* **EXERCISE DETAILS**
Go through each line of the records below and count those with the word "Closing". Give only the count.

* **MATERIAL SHOWN**
** Begin **

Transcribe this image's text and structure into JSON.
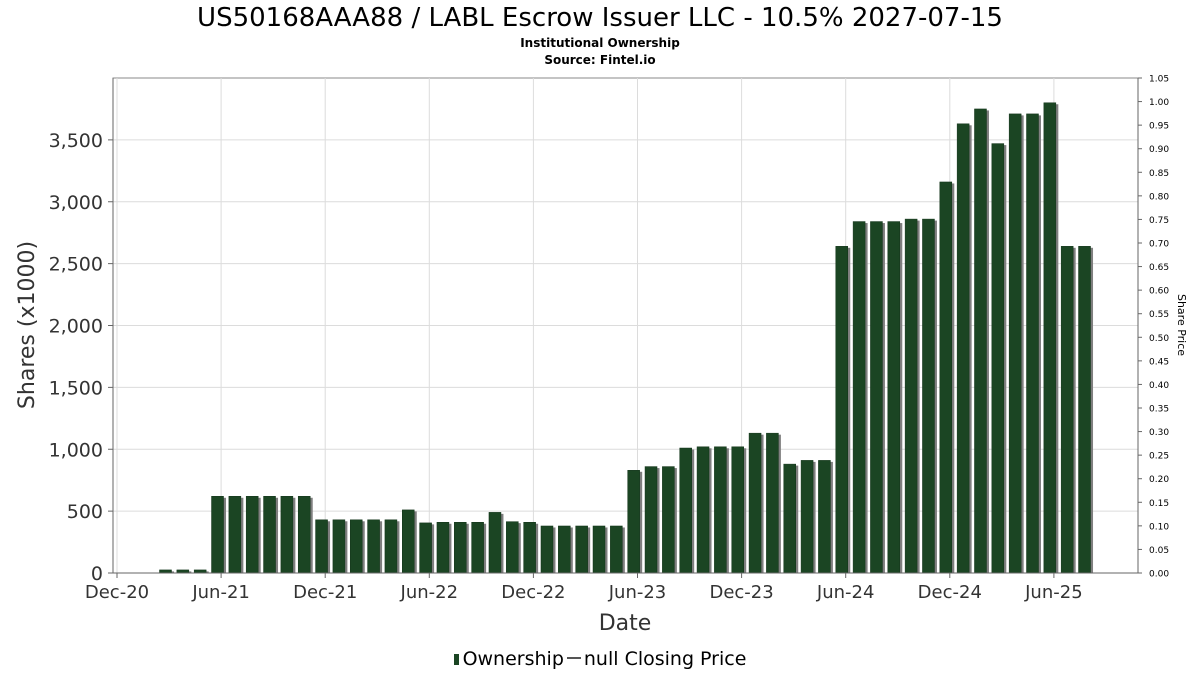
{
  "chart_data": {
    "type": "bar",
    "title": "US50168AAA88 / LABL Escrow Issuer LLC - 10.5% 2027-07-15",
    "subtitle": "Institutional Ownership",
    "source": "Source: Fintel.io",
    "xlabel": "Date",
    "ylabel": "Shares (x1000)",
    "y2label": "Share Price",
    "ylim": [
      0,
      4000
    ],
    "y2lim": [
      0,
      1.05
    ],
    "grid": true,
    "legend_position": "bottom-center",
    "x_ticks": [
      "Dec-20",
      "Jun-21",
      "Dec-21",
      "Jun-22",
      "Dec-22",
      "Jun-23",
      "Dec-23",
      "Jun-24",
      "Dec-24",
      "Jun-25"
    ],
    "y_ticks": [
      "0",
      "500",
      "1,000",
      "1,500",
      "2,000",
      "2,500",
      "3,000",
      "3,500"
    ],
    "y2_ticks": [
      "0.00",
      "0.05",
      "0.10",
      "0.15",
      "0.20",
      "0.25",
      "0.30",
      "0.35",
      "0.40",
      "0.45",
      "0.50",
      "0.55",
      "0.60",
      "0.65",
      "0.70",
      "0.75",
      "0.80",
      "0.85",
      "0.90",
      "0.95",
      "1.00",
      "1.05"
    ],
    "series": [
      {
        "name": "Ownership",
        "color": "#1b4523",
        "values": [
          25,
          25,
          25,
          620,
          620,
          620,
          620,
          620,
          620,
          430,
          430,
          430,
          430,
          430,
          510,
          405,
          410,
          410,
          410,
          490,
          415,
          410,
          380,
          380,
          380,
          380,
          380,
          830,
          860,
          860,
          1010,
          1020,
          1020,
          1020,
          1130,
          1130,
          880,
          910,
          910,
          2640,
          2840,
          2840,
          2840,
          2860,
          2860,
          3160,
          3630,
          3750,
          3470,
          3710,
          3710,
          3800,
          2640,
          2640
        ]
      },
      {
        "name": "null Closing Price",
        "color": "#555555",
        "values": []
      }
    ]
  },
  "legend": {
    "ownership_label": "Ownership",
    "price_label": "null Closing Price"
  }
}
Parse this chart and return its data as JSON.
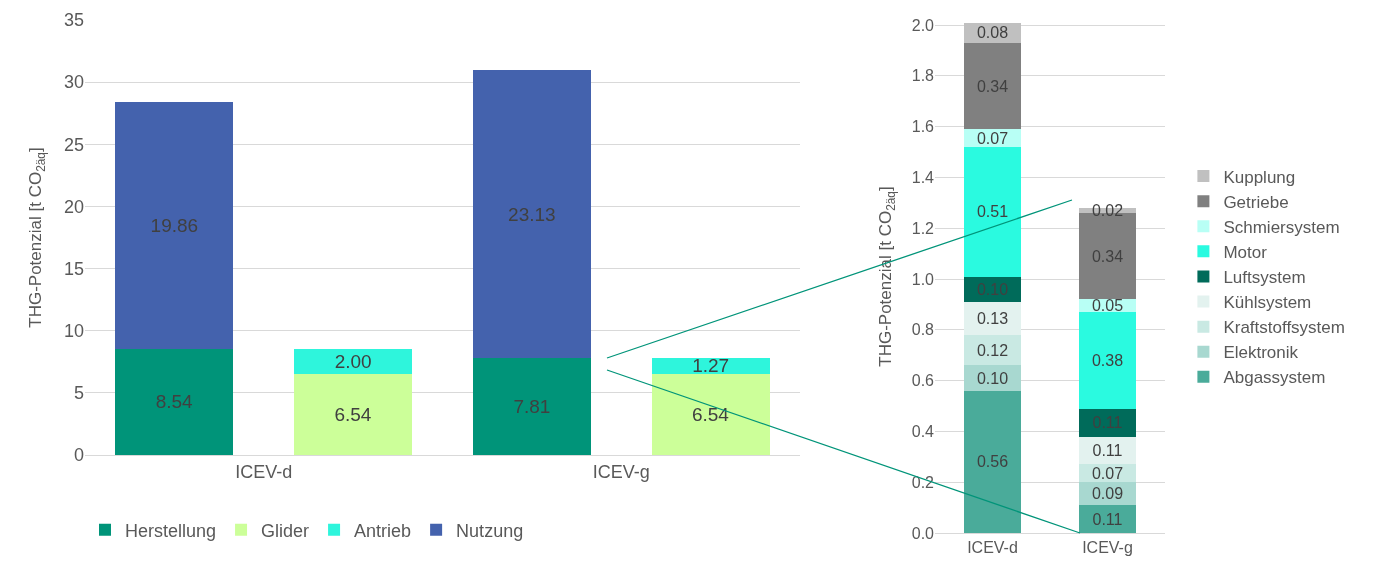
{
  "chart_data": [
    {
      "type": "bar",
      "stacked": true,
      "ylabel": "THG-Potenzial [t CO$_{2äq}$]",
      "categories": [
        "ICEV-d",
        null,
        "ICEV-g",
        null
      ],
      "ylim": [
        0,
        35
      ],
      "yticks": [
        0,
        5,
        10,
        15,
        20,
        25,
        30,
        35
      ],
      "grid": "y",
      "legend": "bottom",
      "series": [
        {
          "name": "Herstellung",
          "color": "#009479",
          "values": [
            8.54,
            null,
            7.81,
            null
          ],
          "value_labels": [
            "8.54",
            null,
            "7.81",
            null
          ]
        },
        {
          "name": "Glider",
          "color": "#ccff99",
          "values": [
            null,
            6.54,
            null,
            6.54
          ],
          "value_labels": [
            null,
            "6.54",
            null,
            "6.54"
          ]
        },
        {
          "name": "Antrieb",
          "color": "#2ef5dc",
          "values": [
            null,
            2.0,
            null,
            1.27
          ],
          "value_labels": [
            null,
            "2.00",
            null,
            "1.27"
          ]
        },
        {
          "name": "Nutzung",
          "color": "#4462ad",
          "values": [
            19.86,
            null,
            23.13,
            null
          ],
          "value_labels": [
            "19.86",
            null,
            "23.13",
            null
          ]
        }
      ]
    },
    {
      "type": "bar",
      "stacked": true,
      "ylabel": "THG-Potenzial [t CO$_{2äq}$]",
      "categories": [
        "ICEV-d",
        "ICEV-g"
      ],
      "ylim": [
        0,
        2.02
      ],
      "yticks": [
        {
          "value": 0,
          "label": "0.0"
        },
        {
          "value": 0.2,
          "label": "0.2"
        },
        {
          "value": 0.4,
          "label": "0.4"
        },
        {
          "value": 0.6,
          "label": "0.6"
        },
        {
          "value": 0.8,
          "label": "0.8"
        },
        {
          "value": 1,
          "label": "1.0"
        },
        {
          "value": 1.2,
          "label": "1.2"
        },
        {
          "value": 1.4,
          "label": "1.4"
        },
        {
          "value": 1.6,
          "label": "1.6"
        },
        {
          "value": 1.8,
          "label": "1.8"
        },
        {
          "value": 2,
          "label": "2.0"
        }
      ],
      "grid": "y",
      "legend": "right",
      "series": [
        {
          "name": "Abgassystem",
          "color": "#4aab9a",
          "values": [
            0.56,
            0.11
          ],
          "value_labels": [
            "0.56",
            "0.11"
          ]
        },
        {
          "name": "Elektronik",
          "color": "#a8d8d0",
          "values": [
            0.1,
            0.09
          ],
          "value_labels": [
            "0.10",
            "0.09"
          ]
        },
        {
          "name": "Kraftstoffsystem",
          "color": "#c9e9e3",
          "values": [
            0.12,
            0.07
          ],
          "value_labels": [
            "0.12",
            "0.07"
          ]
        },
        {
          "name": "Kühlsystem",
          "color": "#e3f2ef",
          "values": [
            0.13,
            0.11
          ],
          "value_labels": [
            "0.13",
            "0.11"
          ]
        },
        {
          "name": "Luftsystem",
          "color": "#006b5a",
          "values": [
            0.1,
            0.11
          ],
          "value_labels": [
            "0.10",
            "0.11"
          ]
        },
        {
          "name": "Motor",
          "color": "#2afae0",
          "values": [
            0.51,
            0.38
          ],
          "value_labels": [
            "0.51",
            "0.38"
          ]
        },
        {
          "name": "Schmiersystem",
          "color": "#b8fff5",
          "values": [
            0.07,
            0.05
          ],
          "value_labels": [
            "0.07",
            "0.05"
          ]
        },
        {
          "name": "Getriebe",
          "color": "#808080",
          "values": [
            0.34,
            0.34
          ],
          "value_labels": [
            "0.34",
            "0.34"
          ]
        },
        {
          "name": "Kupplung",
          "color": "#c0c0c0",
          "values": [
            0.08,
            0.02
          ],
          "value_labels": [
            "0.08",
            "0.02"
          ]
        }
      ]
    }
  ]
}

** End **
** Begin **

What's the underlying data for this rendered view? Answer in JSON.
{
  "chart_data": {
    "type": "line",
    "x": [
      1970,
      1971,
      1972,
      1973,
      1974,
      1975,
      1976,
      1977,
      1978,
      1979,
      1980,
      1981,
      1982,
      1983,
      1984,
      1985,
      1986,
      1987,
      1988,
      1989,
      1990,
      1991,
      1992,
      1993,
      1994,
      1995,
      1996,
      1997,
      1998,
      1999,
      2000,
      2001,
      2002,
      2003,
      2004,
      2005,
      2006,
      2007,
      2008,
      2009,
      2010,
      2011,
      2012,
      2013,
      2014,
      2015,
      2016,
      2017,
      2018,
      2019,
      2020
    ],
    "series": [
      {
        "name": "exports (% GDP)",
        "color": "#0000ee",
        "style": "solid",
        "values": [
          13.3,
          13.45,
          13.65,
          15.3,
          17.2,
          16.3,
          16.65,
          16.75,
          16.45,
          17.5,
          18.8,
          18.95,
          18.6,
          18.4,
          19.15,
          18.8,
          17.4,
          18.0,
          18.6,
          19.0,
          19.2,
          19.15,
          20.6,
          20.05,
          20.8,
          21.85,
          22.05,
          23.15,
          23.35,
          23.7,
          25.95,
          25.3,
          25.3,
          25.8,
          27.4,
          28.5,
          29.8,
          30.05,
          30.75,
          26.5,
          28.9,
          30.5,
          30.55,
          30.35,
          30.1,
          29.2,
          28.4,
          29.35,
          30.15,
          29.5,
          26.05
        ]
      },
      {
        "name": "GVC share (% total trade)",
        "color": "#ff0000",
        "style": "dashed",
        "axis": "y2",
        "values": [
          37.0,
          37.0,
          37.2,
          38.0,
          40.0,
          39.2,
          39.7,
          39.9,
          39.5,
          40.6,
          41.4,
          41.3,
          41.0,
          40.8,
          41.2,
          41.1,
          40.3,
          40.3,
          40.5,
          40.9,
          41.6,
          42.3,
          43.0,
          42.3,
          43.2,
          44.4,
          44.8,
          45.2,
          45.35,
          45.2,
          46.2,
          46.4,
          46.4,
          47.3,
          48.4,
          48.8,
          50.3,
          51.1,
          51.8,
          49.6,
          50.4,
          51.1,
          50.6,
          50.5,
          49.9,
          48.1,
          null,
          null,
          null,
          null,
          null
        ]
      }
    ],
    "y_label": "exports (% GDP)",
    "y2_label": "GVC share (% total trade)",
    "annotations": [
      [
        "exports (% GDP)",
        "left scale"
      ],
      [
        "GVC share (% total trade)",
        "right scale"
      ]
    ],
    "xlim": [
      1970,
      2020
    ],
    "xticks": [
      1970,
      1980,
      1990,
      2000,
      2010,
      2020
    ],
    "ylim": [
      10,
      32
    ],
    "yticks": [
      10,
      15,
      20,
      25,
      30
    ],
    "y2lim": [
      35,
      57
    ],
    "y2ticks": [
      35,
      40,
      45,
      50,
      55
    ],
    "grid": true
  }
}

** End **

* **THE COMPLETED TASK**
2